Select all lines in the records that include "your".

◆ PROVIDED RECORDS

━━━━━━━━

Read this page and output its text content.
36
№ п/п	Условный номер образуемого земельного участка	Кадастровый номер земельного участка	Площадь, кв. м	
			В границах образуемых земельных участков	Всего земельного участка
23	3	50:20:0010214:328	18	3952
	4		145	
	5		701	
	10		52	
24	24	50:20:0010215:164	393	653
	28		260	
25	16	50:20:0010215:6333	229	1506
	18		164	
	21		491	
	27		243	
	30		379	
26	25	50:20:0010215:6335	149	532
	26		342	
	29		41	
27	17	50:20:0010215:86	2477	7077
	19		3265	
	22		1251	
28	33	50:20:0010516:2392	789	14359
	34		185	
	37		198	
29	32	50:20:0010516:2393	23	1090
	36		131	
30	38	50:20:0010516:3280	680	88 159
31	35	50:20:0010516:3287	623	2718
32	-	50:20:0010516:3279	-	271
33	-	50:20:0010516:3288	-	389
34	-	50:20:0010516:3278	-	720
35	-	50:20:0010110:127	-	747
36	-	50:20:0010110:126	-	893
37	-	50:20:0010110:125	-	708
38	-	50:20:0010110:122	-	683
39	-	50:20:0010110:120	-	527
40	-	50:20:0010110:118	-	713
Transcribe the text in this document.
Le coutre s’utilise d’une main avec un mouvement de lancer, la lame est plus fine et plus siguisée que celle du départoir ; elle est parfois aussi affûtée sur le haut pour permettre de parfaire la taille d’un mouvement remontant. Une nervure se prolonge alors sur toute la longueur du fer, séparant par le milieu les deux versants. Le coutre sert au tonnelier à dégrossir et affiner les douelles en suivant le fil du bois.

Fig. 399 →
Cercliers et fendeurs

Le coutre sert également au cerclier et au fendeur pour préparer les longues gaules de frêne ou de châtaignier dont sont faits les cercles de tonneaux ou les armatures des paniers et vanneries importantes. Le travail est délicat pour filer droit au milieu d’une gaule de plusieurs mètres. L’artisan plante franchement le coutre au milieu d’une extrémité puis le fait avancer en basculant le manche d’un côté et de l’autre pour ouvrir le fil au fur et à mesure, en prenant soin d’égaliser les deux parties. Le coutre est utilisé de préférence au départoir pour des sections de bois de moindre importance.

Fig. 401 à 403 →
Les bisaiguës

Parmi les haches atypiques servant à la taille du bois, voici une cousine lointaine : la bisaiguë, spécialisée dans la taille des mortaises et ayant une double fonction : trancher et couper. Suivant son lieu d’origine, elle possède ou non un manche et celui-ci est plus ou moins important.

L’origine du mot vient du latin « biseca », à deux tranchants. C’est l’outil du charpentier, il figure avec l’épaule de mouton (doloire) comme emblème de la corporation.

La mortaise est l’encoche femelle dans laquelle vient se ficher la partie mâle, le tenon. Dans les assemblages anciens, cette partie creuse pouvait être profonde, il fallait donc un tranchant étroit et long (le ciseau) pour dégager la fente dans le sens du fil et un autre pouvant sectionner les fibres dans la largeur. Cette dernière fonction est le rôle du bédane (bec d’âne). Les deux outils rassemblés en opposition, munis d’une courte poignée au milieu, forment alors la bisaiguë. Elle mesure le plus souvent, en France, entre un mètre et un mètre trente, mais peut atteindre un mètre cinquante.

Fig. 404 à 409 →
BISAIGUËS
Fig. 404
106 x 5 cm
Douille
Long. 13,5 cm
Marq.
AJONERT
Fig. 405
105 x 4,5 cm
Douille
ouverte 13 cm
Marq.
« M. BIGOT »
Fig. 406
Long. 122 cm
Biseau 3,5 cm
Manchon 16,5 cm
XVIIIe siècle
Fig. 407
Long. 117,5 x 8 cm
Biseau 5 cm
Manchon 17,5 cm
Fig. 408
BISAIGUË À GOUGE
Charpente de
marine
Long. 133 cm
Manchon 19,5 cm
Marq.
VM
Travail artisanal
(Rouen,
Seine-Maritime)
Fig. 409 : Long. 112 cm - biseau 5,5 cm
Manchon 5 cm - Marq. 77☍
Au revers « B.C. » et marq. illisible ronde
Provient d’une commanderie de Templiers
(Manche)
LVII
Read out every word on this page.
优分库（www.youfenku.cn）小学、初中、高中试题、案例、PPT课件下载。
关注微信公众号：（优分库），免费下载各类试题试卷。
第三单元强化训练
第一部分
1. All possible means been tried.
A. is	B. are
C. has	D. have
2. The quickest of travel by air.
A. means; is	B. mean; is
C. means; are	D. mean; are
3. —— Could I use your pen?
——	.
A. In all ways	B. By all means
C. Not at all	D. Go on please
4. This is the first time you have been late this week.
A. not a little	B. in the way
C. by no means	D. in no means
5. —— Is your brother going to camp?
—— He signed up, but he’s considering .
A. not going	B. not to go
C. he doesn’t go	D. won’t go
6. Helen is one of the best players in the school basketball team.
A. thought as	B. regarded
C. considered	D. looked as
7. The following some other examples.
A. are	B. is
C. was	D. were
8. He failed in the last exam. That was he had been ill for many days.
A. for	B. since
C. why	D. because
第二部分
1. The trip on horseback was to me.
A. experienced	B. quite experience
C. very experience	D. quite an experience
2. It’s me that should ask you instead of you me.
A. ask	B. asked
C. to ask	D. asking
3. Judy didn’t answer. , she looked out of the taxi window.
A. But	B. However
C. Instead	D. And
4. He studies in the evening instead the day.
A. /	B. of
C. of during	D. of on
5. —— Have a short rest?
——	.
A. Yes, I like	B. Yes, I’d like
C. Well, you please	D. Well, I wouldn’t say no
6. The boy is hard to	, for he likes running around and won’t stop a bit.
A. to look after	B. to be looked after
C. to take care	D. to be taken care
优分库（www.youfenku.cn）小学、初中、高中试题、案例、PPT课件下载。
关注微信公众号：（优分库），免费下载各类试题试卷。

━━━━━━━━

◆ RESPONSE TO THE TASK
3. —— Could I use your pen?
5. —— Is your brother going to camp?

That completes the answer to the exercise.